--- Start of Exercise inputs ---

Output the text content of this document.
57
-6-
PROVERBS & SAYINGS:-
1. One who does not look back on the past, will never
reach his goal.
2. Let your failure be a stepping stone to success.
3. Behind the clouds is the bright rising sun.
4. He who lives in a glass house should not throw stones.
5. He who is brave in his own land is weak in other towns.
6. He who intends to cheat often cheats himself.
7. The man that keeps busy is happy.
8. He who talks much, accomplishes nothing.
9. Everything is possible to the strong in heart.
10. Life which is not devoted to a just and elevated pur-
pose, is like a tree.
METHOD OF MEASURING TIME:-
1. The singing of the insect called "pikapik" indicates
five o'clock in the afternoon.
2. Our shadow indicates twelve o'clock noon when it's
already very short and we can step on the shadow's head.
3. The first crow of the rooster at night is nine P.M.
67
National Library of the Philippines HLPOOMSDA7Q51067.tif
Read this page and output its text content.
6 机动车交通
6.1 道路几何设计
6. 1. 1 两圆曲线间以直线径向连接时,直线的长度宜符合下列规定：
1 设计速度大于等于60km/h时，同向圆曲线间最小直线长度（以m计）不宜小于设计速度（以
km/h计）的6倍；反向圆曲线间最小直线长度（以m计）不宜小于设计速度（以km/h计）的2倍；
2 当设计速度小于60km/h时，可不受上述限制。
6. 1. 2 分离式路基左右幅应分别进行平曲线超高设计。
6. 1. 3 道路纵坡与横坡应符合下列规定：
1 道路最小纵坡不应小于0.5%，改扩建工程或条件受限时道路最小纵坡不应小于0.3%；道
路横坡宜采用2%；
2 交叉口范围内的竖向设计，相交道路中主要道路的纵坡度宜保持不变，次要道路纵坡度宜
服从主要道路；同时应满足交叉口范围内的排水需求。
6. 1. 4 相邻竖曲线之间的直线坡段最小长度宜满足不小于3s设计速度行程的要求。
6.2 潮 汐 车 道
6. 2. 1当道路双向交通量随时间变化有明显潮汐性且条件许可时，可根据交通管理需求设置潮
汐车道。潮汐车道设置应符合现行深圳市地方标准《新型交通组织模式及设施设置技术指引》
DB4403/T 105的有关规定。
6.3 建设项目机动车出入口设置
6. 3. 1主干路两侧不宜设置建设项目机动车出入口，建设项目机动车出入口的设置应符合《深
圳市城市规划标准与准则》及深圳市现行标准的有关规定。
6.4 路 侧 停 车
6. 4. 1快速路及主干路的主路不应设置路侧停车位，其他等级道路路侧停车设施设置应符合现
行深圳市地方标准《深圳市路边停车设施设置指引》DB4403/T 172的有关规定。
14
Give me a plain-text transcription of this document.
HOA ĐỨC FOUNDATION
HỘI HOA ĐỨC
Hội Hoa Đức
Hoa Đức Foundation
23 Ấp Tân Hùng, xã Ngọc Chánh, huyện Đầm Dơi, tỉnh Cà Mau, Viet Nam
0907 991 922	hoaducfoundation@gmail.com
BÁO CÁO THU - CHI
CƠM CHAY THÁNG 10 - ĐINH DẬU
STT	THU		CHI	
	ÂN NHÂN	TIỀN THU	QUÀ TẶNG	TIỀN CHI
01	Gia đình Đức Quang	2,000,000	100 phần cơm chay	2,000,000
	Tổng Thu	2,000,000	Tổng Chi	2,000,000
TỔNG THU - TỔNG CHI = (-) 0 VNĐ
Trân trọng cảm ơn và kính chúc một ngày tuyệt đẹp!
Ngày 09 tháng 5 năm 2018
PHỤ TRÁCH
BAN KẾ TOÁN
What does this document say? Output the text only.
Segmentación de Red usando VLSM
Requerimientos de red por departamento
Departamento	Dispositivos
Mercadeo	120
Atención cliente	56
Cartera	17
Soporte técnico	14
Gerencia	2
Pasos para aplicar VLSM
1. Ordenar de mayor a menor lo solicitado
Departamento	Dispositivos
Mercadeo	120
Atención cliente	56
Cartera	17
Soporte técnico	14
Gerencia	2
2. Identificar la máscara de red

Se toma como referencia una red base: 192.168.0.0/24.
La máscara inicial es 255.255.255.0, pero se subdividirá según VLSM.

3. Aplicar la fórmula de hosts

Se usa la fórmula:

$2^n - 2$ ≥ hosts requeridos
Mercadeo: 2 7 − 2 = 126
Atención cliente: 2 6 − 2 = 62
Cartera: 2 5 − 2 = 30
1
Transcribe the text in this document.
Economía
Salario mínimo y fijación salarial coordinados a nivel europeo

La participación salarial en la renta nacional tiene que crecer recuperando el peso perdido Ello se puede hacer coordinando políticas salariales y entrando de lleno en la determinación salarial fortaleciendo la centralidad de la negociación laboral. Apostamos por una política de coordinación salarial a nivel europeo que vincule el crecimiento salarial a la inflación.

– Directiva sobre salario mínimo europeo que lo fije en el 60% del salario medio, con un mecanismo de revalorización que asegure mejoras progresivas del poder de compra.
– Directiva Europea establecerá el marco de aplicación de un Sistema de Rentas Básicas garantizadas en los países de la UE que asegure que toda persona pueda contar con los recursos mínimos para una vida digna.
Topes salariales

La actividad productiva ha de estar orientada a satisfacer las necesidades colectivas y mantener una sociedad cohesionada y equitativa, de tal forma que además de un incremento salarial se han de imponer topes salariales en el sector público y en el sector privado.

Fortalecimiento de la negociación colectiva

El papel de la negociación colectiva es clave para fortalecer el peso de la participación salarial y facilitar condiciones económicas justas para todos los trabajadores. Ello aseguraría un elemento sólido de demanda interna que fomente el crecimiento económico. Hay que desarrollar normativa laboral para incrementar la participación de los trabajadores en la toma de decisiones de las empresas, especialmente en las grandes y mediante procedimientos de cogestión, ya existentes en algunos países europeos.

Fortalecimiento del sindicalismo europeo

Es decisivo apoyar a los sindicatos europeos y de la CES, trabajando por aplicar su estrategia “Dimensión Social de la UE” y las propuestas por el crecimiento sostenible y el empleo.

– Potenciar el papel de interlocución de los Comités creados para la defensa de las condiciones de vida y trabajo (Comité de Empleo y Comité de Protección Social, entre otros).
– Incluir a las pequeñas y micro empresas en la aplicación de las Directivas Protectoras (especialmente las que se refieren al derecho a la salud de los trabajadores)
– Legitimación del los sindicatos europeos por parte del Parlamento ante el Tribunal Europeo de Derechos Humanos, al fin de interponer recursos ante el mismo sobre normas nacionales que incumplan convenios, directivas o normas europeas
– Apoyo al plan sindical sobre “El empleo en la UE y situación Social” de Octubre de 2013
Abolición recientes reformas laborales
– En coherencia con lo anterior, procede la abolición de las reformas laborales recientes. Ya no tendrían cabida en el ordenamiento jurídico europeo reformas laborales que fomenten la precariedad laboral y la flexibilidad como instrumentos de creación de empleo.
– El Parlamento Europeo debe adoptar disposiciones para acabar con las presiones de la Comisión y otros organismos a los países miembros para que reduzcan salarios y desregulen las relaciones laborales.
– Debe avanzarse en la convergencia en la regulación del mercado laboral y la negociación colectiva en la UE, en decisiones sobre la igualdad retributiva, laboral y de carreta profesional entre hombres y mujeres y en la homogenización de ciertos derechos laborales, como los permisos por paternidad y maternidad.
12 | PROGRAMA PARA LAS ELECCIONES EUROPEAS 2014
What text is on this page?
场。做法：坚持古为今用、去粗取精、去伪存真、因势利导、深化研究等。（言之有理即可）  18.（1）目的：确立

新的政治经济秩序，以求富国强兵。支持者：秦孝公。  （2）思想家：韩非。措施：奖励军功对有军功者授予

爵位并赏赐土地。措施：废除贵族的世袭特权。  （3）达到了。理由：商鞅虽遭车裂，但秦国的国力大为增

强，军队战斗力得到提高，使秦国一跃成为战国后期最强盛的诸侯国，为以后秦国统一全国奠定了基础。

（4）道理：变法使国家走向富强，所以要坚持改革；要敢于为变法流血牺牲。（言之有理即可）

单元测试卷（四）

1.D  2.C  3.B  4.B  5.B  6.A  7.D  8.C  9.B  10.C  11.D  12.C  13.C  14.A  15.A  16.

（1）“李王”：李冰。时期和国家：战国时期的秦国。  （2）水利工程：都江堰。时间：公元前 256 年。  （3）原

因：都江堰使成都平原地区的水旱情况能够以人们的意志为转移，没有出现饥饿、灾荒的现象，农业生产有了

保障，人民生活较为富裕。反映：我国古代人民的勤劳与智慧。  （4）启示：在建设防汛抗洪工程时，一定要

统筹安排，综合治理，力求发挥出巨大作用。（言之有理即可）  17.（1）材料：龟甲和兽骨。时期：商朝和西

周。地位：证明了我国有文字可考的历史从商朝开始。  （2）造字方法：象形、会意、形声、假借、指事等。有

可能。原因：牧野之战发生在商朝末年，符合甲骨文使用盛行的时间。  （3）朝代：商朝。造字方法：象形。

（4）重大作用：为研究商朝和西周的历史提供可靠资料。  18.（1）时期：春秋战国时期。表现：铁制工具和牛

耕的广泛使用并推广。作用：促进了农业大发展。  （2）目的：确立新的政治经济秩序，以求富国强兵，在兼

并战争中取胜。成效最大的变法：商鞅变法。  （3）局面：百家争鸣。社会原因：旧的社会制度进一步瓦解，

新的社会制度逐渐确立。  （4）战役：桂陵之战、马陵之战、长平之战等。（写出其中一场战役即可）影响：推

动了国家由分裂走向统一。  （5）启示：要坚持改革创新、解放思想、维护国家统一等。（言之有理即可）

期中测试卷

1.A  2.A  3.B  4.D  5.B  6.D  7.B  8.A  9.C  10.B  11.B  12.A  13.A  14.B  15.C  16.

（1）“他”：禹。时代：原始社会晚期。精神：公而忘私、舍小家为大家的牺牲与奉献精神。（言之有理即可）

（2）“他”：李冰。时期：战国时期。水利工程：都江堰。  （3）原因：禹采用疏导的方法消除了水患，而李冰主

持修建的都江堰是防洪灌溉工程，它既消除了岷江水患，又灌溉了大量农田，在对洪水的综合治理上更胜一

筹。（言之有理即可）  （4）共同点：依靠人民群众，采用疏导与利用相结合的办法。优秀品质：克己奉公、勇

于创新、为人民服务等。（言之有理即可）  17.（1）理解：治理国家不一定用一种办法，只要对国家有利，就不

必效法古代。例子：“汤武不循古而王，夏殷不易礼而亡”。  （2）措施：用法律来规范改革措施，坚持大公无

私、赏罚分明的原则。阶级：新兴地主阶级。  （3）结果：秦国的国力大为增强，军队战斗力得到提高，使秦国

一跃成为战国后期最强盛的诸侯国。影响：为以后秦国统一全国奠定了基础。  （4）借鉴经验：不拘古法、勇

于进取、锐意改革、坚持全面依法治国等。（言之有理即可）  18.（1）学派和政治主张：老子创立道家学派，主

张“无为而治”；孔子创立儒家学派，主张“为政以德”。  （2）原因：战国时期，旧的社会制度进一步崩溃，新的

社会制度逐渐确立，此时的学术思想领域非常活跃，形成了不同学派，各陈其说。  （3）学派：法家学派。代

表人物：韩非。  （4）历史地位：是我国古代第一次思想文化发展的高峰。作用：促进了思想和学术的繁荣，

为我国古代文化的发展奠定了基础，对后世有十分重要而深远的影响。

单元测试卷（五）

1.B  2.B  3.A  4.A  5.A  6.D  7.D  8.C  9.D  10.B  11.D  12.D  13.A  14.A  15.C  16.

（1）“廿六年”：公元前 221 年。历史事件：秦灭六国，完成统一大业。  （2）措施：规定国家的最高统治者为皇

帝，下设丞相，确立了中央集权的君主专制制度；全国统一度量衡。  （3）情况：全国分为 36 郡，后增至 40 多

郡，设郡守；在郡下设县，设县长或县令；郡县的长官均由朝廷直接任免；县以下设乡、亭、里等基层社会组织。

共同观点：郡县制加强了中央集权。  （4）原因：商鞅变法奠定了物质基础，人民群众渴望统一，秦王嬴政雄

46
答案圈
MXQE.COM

--- End of Exercise inputs ---

▸ Set exercise:
Count each line with "papel" in it and report that figure by itself.

▸ Task solution:
2